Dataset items
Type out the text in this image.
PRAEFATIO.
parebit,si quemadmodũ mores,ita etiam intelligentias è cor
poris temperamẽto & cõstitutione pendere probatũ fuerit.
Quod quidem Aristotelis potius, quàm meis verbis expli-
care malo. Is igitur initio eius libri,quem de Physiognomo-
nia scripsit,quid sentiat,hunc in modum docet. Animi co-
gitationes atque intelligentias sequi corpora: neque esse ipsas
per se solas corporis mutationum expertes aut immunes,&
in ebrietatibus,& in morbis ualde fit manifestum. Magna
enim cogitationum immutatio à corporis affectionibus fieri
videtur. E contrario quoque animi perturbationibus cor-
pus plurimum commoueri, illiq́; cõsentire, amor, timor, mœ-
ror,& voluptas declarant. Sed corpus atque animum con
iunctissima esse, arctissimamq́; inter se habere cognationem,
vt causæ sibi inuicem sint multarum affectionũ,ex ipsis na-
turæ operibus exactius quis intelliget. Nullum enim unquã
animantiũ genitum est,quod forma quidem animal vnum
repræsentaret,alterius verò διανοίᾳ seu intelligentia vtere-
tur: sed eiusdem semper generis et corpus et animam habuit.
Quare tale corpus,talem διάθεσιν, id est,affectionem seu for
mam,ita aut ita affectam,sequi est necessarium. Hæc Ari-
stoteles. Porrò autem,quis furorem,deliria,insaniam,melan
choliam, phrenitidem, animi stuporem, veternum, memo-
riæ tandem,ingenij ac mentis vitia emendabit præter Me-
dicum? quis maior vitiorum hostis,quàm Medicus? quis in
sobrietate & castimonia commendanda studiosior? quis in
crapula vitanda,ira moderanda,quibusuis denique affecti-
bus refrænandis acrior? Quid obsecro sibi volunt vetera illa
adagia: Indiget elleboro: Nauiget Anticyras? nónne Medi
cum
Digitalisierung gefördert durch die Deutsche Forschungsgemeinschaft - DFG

- **Work instructions**: How many of these lines contain "esse"? Write only the number.

- **The response**: 2